Exercise brief:
Say only how many lines contain the word "corrected".
===== The input
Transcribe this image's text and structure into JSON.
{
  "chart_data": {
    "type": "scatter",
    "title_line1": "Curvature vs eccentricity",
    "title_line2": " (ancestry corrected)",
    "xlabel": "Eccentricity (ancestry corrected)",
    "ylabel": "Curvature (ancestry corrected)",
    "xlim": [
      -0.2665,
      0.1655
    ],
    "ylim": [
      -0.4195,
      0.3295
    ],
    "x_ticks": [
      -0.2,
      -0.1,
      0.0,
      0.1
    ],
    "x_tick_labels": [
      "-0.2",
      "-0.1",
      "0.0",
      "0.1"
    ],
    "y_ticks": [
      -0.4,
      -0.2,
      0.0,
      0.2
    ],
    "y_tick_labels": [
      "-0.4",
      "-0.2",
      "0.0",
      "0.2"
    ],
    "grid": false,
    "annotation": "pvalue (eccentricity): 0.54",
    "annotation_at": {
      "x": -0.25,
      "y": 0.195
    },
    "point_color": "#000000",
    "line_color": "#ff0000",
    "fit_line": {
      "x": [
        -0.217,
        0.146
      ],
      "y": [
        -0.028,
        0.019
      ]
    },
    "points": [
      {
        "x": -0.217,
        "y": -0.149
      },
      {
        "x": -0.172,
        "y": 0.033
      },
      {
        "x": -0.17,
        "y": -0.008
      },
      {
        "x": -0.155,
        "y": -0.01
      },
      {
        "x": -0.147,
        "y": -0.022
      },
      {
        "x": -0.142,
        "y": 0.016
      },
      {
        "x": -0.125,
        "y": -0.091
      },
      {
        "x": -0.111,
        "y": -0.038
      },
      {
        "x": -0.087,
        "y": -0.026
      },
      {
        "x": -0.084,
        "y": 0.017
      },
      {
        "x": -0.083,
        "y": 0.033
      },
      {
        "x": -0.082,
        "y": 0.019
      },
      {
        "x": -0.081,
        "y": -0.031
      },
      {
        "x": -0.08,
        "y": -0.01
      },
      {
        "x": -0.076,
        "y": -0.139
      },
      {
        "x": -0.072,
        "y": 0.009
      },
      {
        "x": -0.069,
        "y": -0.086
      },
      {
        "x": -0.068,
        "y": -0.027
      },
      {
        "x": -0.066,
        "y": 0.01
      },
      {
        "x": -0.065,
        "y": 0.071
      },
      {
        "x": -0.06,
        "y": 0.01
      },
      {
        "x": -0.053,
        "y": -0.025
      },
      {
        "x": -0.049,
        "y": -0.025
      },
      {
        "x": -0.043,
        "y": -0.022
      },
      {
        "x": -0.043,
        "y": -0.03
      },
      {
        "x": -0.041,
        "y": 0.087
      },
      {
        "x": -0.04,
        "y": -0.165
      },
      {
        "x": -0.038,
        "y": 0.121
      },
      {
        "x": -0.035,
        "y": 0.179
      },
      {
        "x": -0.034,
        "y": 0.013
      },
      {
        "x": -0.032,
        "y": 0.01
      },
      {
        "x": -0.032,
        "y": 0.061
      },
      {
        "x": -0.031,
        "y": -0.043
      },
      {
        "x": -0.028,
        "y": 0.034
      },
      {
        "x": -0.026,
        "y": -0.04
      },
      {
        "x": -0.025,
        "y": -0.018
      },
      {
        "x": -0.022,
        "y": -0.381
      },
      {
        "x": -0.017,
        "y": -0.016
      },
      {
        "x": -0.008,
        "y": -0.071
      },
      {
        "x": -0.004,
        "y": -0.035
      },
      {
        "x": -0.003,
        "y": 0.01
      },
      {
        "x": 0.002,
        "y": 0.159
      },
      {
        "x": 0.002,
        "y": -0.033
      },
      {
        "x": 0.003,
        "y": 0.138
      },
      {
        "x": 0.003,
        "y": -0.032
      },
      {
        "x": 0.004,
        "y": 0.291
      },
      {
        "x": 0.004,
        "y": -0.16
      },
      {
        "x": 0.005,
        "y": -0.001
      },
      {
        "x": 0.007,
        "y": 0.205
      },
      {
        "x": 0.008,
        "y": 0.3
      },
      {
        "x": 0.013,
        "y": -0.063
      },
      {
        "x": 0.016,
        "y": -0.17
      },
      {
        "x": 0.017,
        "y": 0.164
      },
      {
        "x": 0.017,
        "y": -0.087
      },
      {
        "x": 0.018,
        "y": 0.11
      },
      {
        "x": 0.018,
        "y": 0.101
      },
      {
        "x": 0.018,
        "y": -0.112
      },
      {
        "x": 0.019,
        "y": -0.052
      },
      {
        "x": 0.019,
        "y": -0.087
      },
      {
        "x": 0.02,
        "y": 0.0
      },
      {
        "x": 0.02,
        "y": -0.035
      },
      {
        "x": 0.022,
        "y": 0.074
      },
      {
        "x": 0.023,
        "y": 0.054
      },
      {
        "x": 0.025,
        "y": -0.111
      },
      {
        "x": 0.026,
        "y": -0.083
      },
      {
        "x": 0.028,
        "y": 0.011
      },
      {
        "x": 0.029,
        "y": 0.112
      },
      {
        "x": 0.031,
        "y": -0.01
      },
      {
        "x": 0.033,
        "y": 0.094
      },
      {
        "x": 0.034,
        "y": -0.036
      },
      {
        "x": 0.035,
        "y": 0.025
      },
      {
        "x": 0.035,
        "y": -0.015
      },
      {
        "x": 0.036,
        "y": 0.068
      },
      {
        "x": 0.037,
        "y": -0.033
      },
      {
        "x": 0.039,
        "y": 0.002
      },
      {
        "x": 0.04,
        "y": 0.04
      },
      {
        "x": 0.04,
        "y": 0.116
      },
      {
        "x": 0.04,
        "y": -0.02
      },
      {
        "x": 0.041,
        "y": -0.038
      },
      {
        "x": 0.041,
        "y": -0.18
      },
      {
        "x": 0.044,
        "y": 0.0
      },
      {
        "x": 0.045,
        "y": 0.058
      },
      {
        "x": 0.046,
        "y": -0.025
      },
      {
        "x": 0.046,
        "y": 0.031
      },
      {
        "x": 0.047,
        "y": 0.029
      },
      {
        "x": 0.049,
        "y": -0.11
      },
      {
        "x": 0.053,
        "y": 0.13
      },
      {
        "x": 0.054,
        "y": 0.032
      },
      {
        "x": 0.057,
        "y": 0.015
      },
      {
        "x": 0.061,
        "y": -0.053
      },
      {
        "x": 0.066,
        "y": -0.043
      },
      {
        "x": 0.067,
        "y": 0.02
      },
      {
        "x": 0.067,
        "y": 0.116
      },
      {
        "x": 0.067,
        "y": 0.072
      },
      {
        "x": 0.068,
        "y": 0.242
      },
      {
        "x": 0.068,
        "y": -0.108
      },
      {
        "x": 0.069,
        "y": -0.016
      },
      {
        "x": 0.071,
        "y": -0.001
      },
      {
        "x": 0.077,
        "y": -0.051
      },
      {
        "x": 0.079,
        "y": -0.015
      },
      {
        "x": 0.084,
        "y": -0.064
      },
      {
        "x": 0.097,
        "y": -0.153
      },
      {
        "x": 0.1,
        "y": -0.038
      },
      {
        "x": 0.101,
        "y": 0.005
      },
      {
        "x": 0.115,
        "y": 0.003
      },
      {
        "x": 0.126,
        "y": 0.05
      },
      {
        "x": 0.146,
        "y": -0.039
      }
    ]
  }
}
==========
Final answer:
3